WHAT THIS TASK INVOLVES =>
An exact copy of the entries, with every picture omitted, is what is needed here.

RECORDS SUPPLIED =>
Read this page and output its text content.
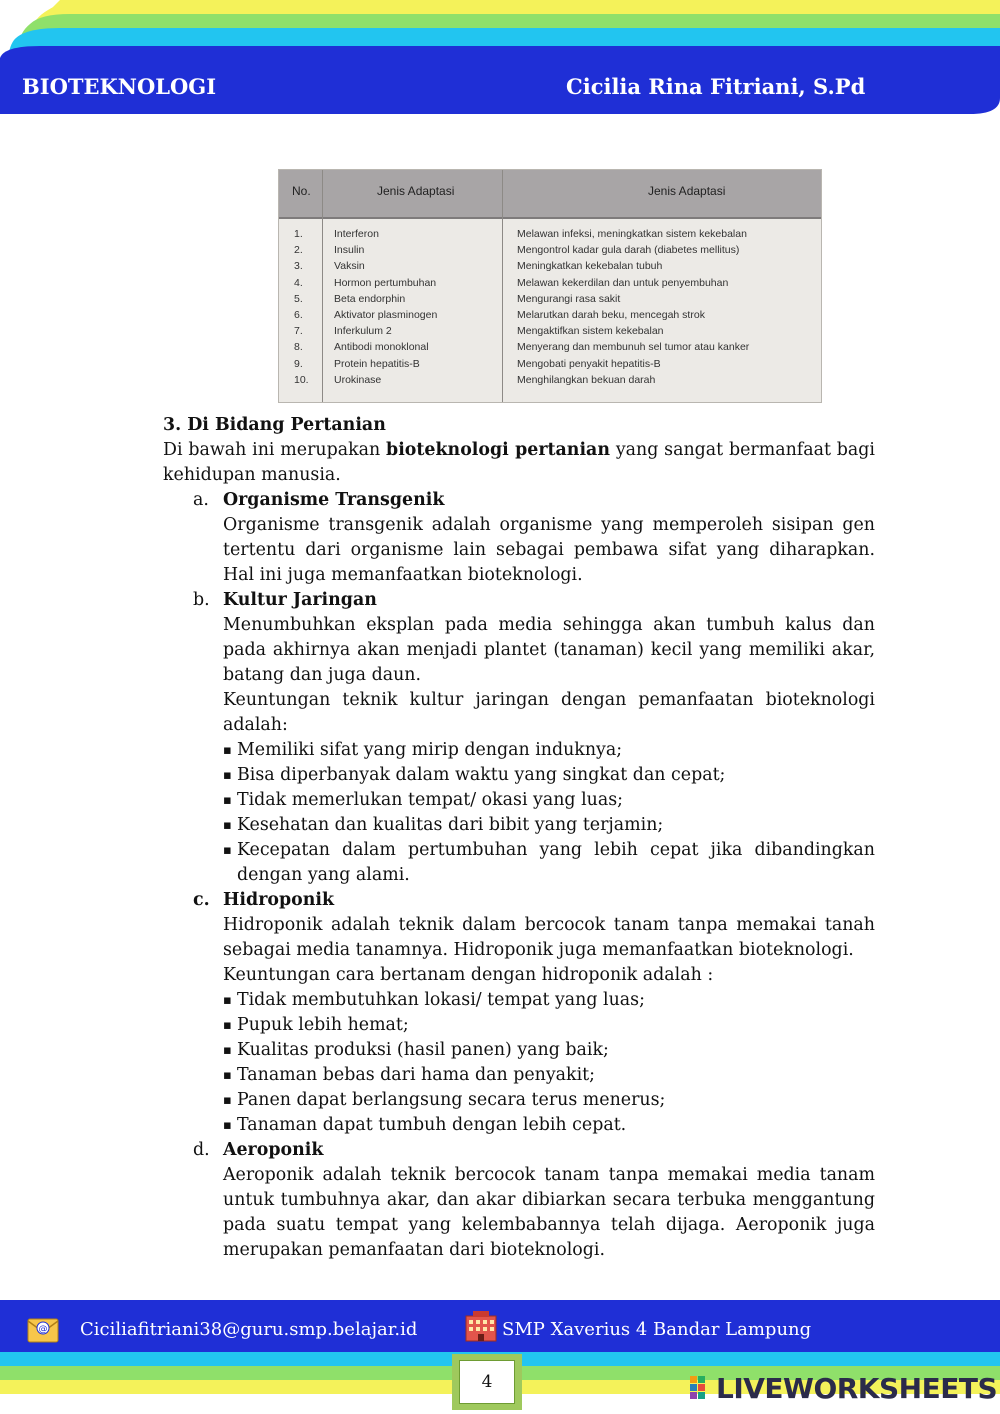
BIOTEKNOLOGI	Cicilia Rina Fitriani, S.Pd
No.	Jenis Adaptasi	Jenis Adaptasi
1.	Interferon	Melawan infeksi, meningkatkan sistem kekebalan
2.	Insulin	Mengontrol kadar gula darah (diabetes mellitus)
3.	Vaksin	Meningkatkan kekebalan tubuh
4.	Hormon pertumbuhan	Melawan kekerdilan dan untuk penyembuhan
5.	Beta endorphin	Mengurangi rasa sakit
6.	Aktivator plasminogen	Melarutkan darah beku, mencegah strok
7.	Inferkulum 2	Mengaktifkan sistem kekebalan
8.	Antibodi monoklonal	Menyerang dan membunuh sel tumor atau kanker
9.	Protein hepatitis-B	Mengobati penyakit hepatitis-B
10. Urokinase	Menghilangkan bekuan darah

3. Di Bidang Pertanian

Di bawah ini merupakan bioteknologi pertanian yang sangat bermanfaat bagi kehidupan manusia.

a. Organisme Transgenik

Organisme transgenik adalah organisme yang memperoleh sisipan gen tertentu dari organisme lain sebagai pembawa sifat yang diharapkan. Hal ini juga memanfaatkan bioteknologi.

b. Kultur Jaringan

Menumbuhkan eksplan pada media sehingga akan tumbuh kalus dan pada akhirnya akan menjadi plantet (tanaman) kecil yang memiliki akar, batang dan juga daun.

Keuntungan teknik kultur jaringan dengan pemanfaatan bioteknologi adalah:

▪ Memiliki sifat yang mirip dengan induknya;
▪ Bisa diperbanyak dalam waktu yang singkat dan cepat;
▪ Tidak memerlukan tempat/ okasi yang luas;
▪ Kesehatan dan kualitas dari bibit yang terjamin;
▪ Kecepatan dalam pertumbuhan yang lebih cepat jika dibandingkan dengan yang alami.
c. Hidroponik

Hidroponik adalah teknik dalam bercocok tanam tanpa memakai tanah sebagai media tanamnya. Hidroponik juga memanfaatkan bioteknologi.

Keuntungan cara bertanam dengan hidroponik adalah :

▪ Tidak membutuhkan lokasi/ tempat yang luas;
▪ Pupuk lebih hemat;
▪ Kualitas produksi (hasil panen) yang baik;
▪ Tanaman bebas dari hama dan penyakit;
▪ Panen dapat berlangsung secara terus menerus;
▪ Tanaman dapat tumbuh dengan lebih cepat.
d. Aeroponik

Aeroponik adalah teknik bercocok tanam tanpa memakai media tanam untuk tumbuhnya akar, dan akar dibiarkan secara terbuka menggantung pada suatu tempat yang kelembabannya telah dijaga. Aeroponik juga merupakan pemanfaatan dari bioteknologi.

@ Ciciliafitriani38@guru.smp.belajar.id	SMP Xaverius 4 Bandar Lampung
4	LIVEWORKSHEETS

ANSWER SPACE =>
Read this page and output its text content.
BIOTEKNOLOGI	Cicilia Rina Fitriani, S.Pd
No.	Jenis Adaptasi	Jenis Adaptasi
1.	Interferon	Melawan infeksi, meningkatkan sistem kekebalan
2.	Insulin	Mengontrol kadar gula darah (diabetes mellitus)
3.	Vaksin	Meningkatkan kekebalan tubuh
4.	Hormon pertumbuhan	Melawan kekerdilan dan untuk penyembuhan
5.	Beta endorphin	Mengurangi rasa sakit
6.	Aktivator plasminogen	Melarutkan darah beku, mencegah strok
7.	Inferkulum 2	Mengaktifkan sistem kekebalan
8.	Antibodi monoklonal	Menyerang dan membunuh sel tumor atau kanker
9.	Protein hepatitis-B	Mengobati penyakit hepatitis-B
10. Urokinase	Menghilangkan bekuan darah

3. Di Bidang Pertanian

Di bawah ini merupakan bioteknologi pertanian yang sangat bermanfaat bagi kehidupan manusia.

a. Organisme Transgenik

Organisme transgenik adalah organisme yang memperoleh sisipan gen tertentu dari organisme lain sebagai pembawa sifat yang diharapkan. Hal ini juga memanfaatkan bioteknologi.

b. Kultur Jaringan

Menumbuhkan eksplan pada media sehingga akan tumbuh kalus dan pada akhirnya akan menjadi plantet (tanaman) kecil yang memiliki akar, batang dan juga daun.

Keuntungan teknik kultur jaringan dengan pemanfaatan bioteknologi adalah:

▪ Memiliki sifat yang mirip dengan induknya;
▪ Bisa diperbanyak dalam waktu yang singkat dan cepat;
▪ Tidak memerlukan tempat/ okasi yang luas;
▪ Kesehatan dan kualitas dari bibit yang terjamin;
▪ Kecepatan dalam pertumbuhan yang lebih cepat jika dibandingkan dengan yang alami.
c. Hidroponik

Hidroponik adalah teknik dalam bercocok tanam tanpa memakai tanah sebagai media tanamnya. Hidroponik juga memanfaatkan bioteknologi.

Keuntungan cara bertanam dengan hidroponik adalah :

▪ Tidak membutuhkan lokasi/ tempat yang luas;
▪ Pupuk lebih hemat;
▪ Kualitas produksi (hasil panen) yang baik;
▪ Tanaman bebas dari hama dan penyakit;
▪ Panen dapat berlangsung secara terus menerus;
▪ Tanaman dapat tumbuh dengan lebih cepat.
d. Aeroponik

Aeroponik adalah teknik bercocok tanam tanpa memakai media tanam untuk tumbuhnya akar, dan akar dibiarkan secara terbuka menggantung pada suatu tempat yang kelembabannya telah dijaga. Aeroponik juga merupakan pemanfaatan dari bioteknologi.

@ Ciciliafitriani38@guru.smp.belajar.id	SMP Xaverius 4 Bandar Lampung
4	LIVEWORKSHEETS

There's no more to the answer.